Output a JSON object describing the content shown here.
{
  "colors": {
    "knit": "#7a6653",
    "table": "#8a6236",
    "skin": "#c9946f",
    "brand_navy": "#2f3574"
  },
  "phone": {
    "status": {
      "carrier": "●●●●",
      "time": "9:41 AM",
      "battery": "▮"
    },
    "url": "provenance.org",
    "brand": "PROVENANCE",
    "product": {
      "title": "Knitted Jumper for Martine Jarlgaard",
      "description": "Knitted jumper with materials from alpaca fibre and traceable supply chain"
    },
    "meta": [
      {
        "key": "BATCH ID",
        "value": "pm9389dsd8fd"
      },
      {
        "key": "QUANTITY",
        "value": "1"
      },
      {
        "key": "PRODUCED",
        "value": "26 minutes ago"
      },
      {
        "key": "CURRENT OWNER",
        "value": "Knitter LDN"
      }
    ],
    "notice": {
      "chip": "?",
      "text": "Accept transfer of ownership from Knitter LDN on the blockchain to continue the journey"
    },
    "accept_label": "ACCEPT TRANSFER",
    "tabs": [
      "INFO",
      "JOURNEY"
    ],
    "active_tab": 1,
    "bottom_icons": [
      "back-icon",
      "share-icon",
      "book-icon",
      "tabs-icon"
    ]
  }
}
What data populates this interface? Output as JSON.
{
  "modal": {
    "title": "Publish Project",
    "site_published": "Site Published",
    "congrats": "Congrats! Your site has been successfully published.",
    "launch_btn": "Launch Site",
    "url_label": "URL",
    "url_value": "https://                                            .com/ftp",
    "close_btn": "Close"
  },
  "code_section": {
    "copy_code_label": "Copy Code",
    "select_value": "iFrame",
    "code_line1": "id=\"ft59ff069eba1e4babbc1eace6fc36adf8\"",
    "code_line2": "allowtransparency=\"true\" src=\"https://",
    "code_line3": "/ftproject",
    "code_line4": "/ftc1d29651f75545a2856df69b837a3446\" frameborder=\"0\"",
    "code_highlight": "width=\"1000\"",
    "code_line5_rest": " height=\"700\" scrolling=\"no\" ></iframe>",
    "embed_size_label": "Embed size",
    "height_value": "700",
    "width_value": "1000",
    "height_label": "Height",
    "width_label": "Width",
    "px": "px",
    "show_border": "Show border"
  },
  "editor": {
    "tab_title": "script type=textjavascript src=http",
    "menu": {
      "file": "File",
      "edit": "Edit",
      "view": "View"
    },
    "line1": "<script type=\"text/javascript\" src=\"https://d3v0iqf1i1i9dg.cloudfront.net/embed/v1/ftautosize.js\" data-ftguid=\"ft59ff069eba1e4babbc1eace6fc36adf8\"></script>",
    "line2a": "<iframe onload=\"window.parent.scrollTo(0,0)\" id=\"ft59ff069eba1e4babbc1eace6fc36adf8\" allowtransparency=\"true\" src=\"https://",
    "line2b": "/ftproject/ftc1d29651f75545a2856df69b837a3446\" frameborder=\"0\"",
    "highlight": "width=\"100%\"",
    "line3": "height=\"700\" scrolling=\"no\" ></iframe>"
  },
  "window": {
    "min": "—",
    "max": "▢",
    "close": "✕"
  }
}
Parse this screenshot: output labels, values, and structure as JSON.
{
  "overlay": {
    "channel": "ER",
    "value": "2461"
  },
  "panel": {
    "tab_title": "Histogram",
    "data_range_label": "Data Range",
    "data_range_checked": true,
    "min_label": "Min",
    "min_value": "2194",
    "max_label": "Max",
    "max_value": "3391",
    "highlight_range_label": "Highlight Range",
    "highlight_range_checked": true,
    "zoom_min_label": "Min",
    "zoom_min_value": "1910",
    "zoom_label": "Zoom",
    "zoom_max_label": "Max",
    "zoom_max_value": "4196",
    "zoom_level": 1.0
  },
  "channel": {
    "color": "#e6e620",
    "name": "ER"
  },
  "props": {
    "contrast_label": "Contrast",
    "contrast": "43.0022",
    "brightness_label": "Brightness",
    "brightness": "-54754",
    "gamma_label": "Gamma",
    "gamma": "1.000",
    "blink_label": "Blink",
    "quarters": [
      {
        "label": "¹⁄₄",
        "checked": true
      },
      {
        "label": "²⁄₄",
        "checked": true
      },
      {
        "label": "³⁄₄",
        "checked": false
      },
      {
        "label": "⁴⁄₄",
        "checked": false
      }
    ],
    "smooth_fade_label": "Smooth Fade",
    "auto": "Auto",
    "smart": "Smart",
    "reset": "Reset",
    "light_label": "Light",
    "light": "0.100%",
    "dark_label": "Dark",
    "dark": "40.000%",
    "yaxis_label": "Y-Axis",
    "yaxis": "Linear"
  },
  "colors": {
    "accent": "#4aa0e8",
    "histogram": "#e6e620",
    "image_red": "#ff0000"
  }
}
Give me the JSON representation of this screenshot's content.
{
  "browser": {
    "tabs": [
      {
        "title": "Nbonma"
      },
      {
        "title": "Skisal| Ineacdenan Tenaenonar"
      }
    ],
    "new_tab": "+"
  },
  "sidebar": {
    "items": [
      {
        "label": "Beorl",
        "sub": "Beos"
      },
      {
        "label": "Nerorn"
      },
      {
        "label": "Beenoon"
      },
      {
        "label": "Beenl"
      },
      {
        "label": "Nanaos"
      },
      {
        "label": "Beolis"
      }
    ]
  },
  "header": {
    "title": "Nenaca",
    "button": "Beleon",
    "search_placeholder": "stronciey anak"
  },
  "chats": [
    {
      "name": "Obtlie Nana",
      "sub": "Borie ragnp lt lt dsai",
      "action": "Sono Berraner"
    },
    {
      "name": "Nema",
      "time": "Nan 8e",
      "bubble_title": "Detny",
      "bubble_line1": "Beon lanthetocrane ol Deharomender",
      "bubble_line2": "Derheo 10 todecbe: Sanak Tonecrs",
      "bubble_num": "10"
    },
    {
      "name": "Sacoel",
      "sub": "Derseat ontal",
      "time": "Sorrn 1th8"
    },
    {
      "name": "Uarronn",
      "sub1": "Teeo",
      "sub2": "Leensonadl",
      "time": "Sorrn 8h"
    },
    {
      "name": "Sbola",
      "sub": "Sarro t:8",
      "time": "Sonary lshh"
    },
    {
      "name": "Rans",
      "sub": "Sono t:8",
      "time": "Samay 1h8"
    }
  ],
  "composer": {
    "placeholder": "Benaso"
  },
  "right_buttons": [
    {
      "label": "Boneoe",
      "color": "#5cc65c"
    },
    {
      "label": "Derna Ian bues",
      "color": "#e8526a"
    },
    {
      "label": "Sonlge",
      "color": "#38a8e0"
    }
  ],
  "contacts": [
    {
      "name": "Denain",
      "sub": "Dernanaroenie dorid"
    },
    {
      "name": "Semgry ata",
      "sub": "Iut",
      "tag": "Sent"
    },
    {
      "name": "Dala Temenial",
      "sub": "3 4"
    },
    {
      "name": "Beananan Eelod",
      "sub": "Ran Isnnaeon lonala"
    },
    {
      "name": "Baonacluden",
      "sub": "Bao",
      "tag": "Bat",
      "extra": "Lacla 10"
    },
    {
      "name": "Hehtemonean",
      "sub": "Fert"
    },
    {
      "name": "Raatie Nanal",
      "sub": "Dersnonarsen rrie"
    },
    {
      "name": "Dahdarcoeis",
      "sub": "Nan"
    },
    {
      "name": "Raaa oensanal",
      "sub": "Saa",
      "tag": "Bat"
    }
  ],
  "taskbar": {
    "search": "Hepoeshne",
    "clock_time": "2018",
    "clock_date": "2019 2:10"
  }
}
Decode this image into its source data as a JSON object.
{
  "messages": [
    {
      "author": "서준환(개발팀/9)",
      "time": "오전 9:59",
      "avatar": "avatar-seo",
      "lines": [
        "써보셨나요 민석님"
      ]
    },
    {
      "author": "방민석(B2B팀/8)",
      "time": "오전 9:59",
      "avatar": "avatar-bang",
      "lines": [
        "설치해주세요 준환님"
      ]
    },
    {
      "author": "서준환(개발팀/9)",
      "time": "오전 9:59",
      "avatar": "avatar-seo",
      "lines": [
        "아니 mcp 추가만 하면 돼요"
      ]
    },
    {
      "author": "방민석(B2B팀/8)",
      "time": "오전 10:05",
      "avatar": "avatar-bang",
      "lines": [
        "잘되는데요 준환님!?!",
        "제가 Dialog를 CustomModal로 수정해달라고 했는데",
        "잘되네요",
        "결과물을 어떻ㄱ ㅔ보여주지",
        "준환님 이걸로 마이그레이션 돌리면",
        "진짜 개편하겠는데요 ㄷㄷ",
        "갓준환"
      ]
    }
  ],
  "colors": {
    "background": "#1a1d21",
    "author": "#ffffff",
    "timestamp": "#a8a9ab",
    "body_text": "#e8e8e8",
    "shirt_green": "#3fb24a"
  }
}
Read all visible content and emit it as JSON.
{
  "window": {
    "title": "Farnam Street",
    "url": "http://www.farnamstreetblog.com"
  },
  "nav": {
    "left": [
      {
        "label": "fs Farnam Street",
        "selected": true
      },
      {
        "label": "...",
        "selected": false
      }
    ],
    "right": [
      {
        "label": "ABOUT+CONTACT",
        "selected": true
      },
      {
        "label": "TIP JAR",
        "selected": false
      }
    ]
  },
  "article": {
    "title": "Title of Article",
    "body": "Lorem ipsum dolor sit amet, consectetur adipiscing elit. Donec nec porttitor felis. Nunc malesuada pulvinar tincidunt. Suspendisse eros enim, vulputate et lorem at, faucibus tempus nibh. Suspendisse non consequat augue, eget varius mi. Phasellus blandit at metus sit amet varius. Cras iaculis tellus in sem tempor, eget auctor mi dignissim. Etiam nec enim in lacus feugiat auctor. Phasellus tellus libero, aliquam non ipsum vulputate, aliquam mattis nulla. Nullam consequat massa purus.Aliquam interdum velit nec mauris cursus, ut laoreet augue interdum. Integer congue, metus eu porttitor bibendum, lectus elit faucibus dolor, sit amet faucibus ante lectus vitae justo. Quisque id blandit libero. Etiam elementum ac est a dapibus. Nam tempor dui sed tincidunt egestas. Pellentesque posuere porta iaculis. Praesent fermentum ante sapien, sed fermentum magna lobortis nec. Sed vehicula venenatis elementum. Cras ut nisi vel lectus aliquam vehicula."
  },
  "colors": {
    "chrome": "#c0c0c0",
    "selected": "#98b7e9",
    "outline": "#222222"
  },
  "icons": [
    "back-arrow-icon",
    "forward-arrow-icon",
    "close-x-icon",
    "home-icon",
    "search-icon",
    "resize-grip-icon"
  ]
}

******

Which lines contain "Knitted"? Show each of them.

      "title": "Knitted Jumper for Martine Jarlgaard",
      "description": "Knitted jumper with materials from alpaca fibre and traceable supply chain"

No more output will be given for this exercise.